**Short problem:**
Copy the listing below line for line, without changing anything.

⁂

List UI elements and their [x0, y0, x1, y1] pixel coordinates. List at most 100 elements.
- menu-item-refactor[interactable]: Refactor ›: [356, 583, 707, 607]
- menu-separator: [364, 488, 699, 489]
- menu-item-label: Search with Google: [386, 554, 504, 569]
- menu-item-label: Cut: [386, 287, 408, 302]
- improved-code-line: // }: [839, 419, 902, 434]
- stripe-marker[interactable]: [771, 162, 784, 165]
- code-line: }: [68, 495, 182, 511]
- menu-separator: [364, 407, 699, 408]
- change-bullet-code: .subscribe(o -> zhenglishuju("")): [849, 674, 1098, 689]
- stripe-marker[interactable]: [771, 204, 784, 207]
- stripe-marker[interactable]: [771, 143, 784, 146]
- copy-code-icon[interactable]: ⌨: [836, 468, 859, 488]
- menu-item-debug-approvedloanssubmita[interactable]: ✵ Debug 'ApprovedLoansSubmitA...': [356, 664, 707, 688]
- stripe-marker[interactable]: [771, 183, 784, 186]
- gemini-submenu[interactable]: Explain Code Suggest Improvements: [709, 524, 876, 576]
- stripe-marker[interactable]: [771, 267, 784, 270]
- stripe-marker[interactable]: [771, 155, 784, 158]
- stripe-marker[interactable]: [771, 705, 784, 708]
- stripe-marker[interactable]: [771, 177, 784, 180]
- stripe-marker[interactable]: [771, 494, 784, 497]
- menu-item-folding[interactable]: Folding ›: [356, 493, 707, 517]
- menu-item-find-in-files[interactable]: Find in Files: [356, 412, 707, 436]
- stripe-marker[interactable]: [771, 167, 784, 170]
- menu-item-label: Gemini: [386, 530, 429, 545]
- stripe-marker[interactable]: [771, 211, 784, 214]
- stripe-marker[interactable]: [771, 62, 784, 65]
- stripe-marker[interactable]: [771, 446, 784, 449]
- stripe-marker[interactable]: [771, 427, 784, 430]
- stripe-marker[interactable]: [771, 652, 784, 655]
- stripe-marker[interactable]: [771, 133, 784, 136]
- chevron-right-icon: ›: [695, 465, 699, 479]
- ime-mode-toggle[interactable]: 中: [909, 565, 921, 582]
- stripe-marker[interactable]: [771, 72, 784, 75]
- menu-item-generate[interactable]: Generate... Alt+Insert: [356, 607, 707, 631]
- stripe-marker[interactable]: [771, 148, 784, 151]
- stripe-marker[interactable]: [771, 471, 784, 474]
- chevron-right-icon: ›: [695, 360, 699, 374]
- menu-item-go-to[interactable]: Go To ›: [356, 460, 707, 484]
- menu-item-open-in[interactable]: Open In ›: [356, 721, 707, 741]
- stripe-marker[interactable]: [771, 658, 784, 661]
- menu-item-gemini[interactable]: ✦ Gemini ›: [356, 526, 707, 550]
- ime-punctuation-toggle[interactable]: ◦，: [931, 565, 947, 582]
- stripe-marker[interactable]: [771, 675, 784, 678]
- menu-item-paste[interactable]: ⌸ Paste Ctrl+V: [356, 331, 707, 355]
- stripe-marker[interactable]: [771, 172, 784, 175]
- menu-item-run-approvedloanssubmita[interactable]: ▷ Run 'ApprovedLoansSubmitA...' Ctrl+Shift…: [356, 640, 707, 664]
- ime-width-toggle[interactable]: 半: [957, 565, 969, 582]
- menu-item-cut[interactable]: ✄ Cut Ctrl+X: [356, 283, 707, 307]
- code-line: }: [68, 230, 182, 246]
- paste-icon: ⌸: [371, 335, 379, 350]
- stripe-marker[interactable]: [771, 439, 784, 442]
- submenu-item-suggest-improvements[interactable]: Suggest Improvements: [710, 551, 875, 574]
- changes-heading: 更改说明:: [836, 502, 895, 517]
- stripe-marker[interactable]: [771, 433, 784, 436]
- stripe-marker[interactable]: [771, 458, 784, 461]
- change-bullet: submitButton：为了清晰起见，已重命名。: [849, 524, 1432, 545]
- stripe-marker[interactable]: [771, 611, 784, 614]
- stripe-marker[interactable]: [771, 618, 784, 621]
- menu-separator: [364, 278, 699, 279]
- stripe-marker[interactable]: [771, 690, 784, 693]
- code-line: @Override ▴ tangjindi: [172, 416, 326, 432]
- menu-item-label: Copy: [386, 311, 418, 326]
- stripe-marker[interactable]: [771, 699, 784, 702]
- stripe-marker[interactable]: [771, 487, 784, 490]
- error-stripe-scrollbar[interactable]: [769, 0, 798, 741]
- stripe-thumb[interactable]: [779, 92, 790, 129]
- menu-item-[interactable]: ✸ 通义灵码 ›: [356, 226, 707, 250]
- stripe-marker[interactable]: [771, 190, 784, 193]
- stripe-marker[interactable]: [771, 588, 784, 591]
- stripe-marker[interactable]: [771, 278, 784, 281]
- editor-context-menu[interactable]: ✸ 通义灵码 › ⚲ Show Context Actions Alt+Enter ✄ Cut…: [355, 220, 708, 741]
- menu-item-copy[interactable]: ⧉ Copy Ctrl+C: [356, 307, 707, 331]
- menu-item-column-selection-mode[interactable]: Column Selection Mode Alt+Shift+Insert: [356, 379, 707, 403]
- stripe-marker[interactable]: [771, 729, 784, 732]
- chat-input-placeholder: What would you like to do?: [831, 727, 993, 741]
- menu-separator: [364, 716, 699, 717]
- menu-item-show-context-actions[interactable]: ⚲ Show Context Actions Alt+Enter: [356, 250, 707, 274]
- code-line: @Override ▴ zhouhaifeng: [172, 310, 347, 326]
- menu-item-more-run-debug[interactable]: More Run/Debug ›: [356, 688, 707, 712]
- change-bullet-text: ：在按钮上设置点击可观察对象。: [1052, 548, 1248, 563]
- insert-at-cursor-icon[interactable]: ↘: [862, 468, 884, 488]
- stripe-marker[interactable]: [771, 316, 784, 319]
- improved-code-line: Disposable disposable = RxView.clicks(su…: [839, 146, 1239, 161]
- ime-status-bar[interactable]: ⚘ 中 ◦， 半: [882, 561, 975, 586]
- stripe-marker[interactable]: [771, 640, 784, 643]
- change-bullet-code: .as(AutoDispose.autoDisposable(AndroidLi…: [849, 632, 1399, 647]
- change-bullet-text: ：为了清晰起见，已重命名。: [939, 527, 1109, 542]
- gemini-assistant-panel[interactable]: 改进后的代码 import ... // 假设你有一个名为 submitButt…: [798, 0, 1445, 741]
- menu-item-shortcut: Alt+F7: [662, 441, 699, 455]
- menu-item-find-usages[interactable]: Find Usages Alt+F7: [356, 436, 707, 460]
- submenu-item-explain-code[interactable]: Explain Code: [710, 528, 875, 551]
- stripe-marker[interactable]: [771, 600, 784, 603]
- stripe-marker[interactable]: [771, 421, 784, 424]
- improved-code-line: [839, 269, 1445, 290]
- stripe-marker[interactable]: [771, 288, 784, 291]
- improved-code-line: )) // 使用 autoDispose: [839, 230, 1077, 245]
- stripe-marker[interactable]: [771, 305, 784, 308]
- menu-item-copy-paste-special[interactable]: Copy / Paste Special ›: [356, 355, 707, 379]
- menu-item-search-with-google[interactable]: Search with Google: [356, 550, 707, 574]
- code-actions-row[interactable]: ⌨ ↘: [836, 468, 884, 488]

⁂

**Solution below:**
List UI elements and their [x0, y0, x1, y1] pixel coordinates. List at most 100 elements.
- menu-item-refactor[interactable]: Refactor ›: [356, 583, 707, 607]
- menu-separator: [364, 488, 699, 489]
- menu-item-label: Search with Google: [386, 554, 504, 569]
- menu-item-label: Cut: [386, 287, 408, 302]
- improved-code-line: // }: [839, 419, 902, 434]
- stripe-marker[interactable]: [771, 162, 784, 165]
- code-line: }: [68, 495, 182, 511]
- menu-separator: [364, 407, 699, 408]
- change-bullet-code: .subscribe(o -> zhenglishuju("")): [849, 674, 1098, 689]
- stripe-marker[interactable]: [771, 204, 784, 207]
- stripe-marker[interactable]: [771, 143, 784, 146]
- copy-code-icon[interactable]: ⌨: [836, 468, 859, 488]
- menu-item-debug-approvedloanssubmita[interactable]: ✵ Debug 'ApprovedLoansSubmitA...': [356, 664, 707, 688]
- stripe-marker[interactable]: [771, 183, 784, 186]
- gemini-submenu[interactable]: Explain Code Suggest Improvements: [709, 524, 876, 576]
- stripe-marker[interactable]: [771, 267, 784, 270]
- stripe-marker[interactable]: [771, 155, 784, 158]
- stripe-marker[interactable]: [771, 705, 784, 708]
- stripe-marker[interactable]: [771, 177, 784, 180]
- stripe-marker[interactable]: [771, 494, 784, 497]
- menu-item-folding[interactable]: Folding ›: [356, 493, 707, 517]
- menu-item-find-in-files[interactable]: Find in Files: [356, 412, 707, 436]
- stripe-marker[interactable]: [771, 167, 784, 170]
- menu-item-label: Gemini: [386, 530, 429, 545]
- stripe-marker[interactable]: [771, 211, 784, 214]
- stripe-marker[interactable]: [771, 62, 784, 65]
- stripe-marker[interactable]: [771, 446, 784, 449]
- stripe-marker[interactable]: [771, 427, 784, 430]
- stripe-marker[interactable]: [771, 652, 784, 655]
- stripe-marker[interactable]: [771, 133, 784, 136]
- chevron-right-icon: ›: [695, 465, 699, 479]
- ime-mode-toggle[interactable]: 中: [909, 565, 921, 582]
- stripe-marker[interactable]: [771, 72, 784, 75]
- menu-item-generate[interactable]: Generate... Alt+Insert: [356, 607, 707, 631]
- stripe-marker[interactable]: [771, 148, 784, 151]
- stripe-marker[interactable]: [771, 471, 784, 474]
- chevron-right-icon: ›: [695, 360, 699, 374]
- menu-item-go-to[interactable]: Go To ›: [356, 460, 707, 484]
- menu-item-open-in[interactable]: Open In ›: [356, 721, 707, 741]
- stripe-marker[interactable]: [771, 658, 784, 661]
- menu-item-gemini[interactable]: ✦ Gemini ›: [356, 526, 707, 550]
- ime-punctuation-toggle[interactable]: ◦，: [931, 565, 947, 582]
- stripe-marker[interactable]: [771, 675, 784, 678]
- menu-item-paste[interactable]: ⌸ Paste Ctrl+V: [356, 331, 707, 355]
- stripe-marker[interactable]: [771, 172, 784, 175]
- menu-item-run-approvedloanssubmita[interactable]: ▷ Run 'ApprovedLoansSubmitA...' Ctrl+Shift…: [356, 640, 707, 664]
- ime-width-toggle[interactable]: 半: [957, 565, 969, 582]
- menu-item-cut[interactable]: ✄ Cut Ctrl+X: [356, 283, 707, 307]
- code-line: }: [68, 230, 182, 246]
- paste-icon: ⌸: [371, 335, 379, 350]
- stripe-marker[interactable]: [771, 439, 784, 442]
- submenu-item-suggest-improvements[interactable]: Suggest Improvements: [710, 551, 875, 574]
- changes-heading: 更改说明:: [836, 502, 895, 517]
- stripe-marker[interactable]: [771, 433, 784, 436]
- stripe-marker[interactable]: [771, 458, 784, 461]
- change-bullet: submitButton：为了清晰起见，已重命名。: [849, 524, 1432, 545]
- stripe-marker[interactable]: [771, 611, 784, 614]
- stripe-marker[interactable]: [771, 618, 784, 621]
- menu-separator: [364, 278, 699, 279]
- stripe-marker[interactable]: [771, 690, 784, 693]
- code-line: @Override ▴ tangjindi: [172, 416, 326, 432]
- menu-item-label: Copy: [386, 311, 418, 326]
- stripe-marker[interactable]: [771, 699, 784, 702]
- stripe-marker[interactable]: [771, 487, 784, 490]
- error-stripe-scrollbar[interactable]: [769, 0, 798, 741]
- stripe-thumb[interactable]: [779, 92, 790, 129]
- menu-item-[interactable]: ✸ 通义灵码 ›: [356, 226, 707, 250]
- stripe-marker[interactable]: [771, 190, 784, 193]
- stripe-marker[interactable]: [771, 588, 784, 591]
- stripe-marker[interactable]: [771, 278, 784, 281]
- editor-context-menu[interactable]: ✸ 通义灵码 › ⚲ Show Context Actions Alt+Enter ✄ Cut…: [355, 220, 708, 741]
- menu-item-copy[interactable]: ⧉ Copy Ctrl+C: [356, 307, 707, 331]
- menu-item-column-selection-mode[interactable]: Column Selection Mode Alt+Shift+Insert: [356, 379, 707, 403]
- stripe-marker[interactable]: [771, 729, 784, 732]
- chat-input-placeholder: What would you like to do?: [831, 727, 993, 741]
- menu-separator: [364, 716, 699, 717]
- menu-item-show-context-actions[interactable]: ⚲ Show Context Actions Alt+Enter: [356, 250, 707, 274]
- code-line: @Override ▴ zhouhaifeng: [172, 310, 347, 326]
- menu-item-more-run-debug[interactable]: More Run/Debug ›: [356, 688, 707, 712]
- change-bullet-text: ：在按钮上设置点击可观察对象。: [1052, 548, 1248, 563]
- insert-at-cursor-icon[interactable]: ↘: [862, 468, 884, 488]
- stripe-marker[interactable]: [771, 316, 784, 319]
- improved-code-line: Disposable disposable = RxView.clicks(su…: [839, 146, 1239, 161]
- ime-status-bar[interactable]: ⚘ 中 ◦， 半: [882, 561, 975, 586]
- stripe-marker[interactable]: [771, 640, 784, 643]
- change-bullet-code: .as(AutoDispose.autoDisposable(AndroidLi…: [849, 632, 1399, 647]
- change-bullet-text: ：为了清晰起见，已重命名。: [939, 527, 1109, 542]
- gemini-assistant-panel[interactable]: 改进后的代码 import ... // 假设你有一个名为 submitButt…: [798, 0, 1445, 741]
- menu-item-shortcut: Alt+F7: [662, 441, 699, 455]
- menu-item-find-usages[interactable]: Find Usages Alt+F7: [356, 436, 707, 460]
- submenu-item-explain-code[interactable]: Explain Code: [710, 528, 875, 551]
- stripe-marker[interactable]: [771, 600, 784, 603]
- stripe-marker[interactable]: [771, 421, 784, 424]
- improved-code-line: [839, 269, 1445, 290]
- stripe-marker[interactable]: [771, 288, 784, 291]
- improved-code-line: )) // 使用 autoDispose: [839, 230, 1077, 245]
- stripe-marker[interactable]: [771, 305, 784, 308]
- menu-item-copy-paste-special[interactable]: Copy / Paste Special ›: [356, 355, 707, 379]
- menu-item-search-with-google[interactable]: Search with Google: [356, 550, 707, 574]
- code-actions-row[interactable]: ⌨ ↘: [836, 468, 884, 488]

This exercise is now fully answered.